-- EXERCISE PASSAGE --
-- -- --

Protein-coding gene in the species Homo sapiens

Ankyrin repeat and kinase domain containing 1 (ANKK1) also known as protein kinase PKK2 or sugen kinase 288 (SgK288) is an enzyme that in humans is encoded by the ANKK1 gene. The ANKK1 is a member of an extensive family of the Ser/Thr protein kinase family, and protein kinase superfamily involved in signal transduction pathways.

== Clinical significance ==

This gene contains a single nucleotide polymorphism that causes an amino acid substitution within the 11th of 12 ankyrin repeats of ANKK1 (Glu713Lys of 765 residues). This polymorphism, which is commonly referred to Taq1A, was previously believed to be located in the promoter region of the DRD2 gene, since the polymorphism is proximal to the DRD2 gene and can influence DRD2 receptor expression. It is now known to be located in the coding region of the ANKK1 gene which controls the synthesis of dopamine in the brain. The A1 allele is associated with increased activity of striatal L-amino acid decarboxylase.

=== A1+ allele ===

- Hepatitis C infection
- Antisocial personality disorder
- Borderline personality traits
- Schizoid/avoidant behavior

Given that the A1+ allele is associated with antisocial personality disorder, one may infer that the allele is also associated with narcissistic personality disorder and histrionic personality disorder. However, these predictions have not yet been empirically verified.

-- -- --

Bounding box prediction data:
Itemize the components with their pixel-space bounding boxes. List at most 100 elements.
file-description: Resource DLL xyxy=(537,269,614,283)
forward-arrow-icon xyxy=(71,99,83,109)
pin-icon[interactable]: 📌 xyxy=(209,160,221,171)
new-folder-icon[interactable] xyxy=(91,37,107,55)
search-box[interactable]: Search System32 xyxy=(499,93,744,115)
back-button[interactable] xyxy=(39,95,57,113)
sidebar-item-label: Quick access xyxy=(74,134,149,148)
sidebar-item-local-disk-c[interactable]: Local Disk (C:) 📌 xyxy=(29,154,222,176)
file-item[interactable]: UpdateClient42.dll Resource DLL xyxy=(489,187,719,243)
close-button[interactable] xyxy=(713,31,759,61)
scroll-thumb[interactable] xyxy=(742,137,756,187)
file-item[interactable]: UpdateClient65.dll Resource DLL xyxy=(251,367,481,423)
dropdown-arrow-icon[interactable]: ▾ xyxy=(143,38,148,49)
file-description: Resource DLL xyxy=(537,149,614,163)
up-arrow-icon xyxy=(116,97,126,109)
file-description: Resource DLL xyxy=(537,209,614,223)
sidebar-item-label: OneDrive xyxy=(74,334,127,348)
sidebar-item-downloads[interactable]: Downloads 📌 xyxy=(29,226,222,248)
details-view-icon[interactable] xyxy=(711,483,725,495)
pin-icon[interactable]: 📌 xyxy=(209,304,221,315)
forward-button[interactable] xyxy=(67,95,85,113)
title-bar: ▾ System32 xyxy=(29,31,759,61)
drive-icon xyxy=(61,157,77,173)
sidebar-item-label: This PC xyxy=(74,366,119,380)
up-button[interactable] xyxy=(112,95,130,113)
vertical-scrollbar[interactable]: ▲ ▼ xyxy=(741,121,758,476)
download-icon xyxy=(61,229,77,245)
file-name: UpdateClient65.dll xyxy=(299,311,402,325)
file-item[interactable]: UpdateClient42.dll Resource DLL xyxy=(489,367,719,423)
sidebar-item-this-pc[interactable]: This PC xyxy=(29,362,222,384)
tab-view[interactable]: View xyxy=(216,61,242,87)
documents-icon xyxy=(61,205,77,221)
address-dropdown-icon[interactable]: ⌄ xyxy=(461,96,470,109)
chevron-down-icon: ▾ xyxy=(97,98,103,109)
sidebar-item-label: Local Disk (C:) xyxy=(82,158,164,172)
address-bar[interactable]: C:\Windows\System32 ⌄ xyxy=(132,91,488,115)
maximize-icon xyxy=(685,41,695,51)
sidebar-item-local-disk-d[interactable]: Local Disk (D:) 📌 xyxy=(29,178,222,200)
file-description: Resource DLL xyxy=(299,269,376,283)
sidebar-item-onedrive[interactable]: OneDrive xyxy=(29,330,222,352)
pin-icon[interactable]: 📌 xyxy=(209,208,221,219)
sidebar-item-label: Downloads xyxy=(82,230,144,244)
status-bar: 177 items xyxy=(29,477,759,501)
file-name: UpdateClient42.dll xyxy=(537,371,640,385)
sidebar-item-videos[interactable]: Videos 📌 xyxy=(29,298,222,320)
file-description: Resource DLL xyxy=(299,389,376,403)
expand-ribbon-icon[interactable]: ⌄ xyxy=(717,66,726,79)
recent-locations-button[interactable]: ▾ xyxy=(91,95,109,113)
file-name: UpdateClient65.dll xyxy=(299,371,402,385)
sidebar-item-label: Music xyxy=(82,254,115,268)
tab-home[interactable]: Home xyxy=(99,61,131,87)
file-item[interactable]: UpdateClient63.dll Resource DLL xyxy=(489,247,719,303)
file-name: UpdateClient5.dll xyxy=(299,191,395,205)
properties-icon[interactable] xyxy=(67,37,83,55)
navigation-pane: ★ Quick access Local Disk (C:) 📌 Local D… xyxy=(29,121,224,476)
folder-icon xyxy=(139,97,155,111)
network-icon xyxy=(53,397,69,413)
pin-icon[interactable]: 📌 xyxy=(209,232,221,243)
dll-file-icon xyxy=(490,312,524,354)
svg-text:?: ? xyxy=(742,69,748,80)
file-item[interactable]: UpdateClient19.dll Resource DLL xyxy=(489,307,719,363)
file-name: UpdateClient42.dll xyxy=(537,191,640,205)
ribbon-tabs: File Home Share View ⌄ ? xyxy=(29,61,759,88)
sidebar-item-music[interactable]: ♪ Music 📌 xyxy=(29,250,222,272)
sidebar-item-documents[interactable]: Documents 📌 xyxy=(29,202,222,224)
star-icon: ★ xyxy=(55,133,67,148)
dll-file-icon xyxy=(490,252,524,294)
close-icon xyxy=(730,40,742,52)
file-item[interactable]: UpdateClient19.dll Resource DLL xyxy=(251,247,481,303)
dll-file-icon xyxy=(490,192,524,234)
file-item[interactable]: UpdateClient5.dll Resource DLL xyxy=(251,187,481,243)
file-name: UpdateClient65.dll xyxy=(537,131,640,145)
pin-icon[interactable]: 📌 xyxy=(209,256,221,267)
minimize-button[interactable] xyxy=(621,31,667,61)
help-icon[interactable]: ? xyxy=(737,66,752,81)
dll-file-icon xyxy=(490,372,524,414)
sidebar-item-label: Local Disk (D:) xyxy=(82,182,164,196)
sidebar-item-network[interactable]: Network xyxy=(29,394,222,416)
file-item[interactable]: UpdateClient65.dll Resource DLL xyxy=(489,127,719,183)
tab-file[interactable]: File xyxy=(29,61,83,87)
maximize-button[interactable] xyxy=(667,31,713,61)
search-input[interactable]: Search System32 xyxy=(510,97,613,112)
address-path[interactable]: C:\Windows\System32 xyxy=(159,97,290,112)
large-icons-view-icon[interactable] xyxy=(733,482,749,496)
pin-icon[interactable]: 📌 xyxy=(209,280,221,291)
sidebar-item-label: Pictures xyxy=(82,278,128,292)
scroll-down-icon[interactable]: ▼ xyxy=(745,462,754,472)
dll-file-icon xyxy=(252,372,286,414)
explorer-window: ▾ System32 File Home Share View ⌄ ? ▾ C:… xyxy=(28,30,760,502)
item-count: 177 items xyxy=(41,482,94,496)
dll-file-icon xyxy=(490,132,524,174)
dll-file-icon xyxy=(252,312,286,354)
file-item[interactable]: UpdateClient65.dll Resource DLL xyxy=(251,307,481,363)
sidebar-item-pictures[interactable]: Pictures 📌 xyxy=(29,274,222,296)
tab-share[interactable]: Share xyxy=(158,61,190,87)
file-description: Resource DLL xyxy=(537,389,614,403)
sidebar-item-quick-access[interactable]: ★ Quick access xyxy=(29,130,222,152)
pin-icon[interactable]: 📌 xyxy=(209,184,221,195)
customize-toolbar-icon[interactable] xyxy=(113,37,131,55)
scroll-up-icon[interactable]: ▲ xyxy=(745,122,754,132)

-- -- --

-- EXERCISE REQUIREMENTS --
1. According to the ANKK1 text, where was the Taq1A polymorphism previously believed to be located?
2. Rewrite the paragraph of the ANKK1 text that begins "This gene contains a single nucleotide polymorphism" as a bulleted list that keeps its main facts.
3. Continue the ANKK1 text from the end of its final paragraph.

-- ANSWERS PROVIDED --
1. In the promoter region of the DRD2 gene.

2.
- The gene contains a single nucleotide polymorphism that causes an amino acid substitution (Glu713Lys of 765 residues) within the 11th of 12 ankyrin repeats of ANKK1.
- This polymorphism is commonly referred to as Taq1A.
- It was previously believed to be in the promoter region of the DRD2 gene, because it is proximal to that gene and can influence DRD2 receptor expression.
- It is now known to be in the coding region of the ANKK1 gene, which controls the synthesis of dopamine in the brain.
- The A1 allele is associated with increased activity of striatal L-amino acid decarboxylase.

3.
=== A1+ genotype frequencies ===

European population estimates for A1+ genotype frequencies range from 20.8 to 43.4% (National Center of Biotechnology Information (NCBI), identification number rs1800497).

=== Addictive behaviors ===

The ANKK1 gene is closely linked to dopamine receptor D2 (DRD2) on chromosome band 11q23.1. The A1 allele of the Taq1A polymorphism (rs1800497T), is located ≈10kb downstream of the dopamine receptor DRD2 gene. Dopamine (DA) is a neurotransmitter in the brain, which controls feelings of wellbeing. This sensation results from the interaction of dopamine and other neurotransmitters such as serotonin, the opioids, and other brain chemicals. Dopamine increases the motivation for food cravings and appetite mediation.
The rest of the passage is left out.